Instruction
Copy each line in the data that includes the word "beneath".

Records for processing

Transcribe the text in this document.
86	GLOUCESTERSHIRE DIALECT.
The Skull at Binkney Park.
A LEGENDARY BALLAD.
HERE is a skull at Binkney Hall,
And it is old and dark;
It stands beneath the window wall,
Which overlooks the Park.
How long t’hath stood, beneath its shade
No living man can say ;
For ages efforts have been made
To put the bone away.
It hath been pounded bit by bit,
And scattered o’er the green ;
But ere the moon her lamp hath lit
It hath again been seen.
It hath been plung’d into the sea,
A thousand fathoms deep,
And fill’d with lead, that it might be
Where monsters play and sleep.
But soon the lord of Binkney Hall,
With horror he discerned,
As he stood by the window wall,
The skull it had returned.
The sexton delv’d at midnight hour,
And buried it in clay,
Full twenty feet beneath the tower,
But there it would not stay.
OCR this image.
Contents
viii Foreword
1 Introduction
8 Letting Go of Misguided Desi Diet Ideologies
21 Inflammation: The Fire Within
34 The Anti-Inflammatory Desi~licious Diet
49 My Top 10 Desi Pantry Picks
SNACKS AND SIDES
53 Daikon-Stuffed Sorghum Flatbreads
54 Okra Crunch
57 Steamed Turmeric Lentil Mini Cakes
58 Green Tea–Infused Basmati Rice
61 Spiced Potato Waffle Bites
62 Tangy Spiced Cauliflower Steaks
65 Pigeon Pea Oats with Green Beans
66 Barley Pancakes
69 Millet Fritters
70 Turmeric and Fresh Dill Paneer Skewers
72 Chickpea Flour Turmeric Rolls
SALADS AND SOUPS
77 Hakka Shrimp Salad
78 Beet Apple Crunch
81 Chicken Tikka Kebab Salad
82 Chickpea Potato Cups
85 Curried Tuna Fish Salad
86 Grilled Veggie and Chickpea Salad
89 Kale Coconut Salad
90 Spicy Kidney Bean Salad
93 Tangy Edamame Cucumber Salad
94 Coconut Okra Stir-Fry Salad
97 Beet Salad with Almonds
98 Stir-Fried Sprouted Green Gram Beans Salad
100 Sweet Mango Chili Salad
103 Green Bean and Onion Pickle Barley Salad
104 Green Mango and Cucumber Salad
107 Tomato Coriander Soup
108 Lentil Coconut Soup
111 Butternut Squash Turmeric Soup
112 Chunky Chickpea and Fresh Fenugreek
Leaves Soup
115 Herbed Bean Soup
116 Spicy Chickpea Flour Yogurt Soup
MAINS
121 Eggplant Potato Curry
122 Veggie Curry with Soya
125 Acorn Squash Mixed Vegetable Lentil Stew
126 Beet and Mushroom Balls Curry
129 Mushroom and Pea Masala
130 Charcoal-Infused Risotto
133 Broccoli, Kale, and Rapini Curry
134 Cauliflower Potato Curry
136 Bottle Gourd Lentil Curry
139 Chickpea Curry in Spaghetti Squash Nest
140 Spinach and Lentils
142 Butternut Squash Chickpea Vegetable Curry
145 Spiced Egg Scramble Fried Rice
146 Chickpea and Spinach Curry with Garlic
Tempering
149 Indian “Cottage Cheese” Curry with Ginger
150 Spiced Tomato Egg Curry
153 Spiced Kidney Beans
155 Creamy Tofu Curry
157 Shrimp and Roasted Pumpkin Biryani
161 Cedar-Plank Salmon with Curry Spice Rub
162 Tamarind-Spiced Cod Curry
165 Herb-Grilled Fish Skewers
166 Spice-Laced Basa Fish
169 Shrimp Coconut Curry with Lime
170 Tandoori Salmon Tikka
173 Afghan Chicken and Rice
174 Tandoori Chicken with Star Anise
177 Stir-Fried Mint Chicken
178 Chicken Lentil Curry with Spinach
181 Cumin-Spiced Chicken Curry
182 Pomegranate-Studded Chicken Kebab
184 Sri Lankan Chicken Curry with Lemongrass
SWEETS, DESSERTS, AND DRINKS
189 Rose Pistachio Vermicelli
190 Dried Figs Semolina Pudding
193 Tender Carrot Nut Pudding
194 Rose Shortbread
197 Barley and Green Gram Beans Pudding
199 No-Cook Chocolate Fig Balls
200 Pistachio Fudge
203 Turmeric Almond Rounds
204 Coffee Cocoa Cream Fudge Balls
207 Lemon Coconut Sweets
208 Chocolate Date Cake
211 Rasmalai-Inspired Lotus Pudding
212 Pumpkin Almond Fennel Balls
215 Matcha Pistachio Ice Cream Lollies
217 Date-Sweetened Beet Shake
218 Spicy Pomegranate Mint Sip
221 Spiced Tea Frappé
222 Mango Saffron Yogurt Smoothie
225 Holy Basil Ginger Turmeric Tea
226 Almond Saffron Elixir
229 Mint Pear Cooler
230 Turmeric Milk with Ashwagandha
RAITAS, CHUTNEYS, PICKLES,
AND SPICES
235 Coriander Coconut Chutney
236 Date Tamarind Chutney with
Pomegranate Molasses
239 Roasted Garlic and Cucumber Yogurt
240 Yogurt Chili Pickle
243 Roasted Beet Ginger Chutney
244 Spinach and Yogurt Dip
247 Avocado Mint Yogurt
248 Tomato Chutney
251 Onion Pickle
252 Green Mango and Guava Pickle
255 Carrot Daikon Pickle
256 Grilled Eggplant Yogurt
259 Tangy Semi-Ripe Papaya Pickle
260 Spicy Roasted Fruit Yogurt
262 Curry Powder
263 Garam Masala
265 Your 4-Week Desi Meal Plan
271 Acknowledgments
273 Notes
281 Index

Reply to the exercise
It stands beneath the window wall,
How long t’hath stood, beneath its shade
Full twenty feet beneath the tower,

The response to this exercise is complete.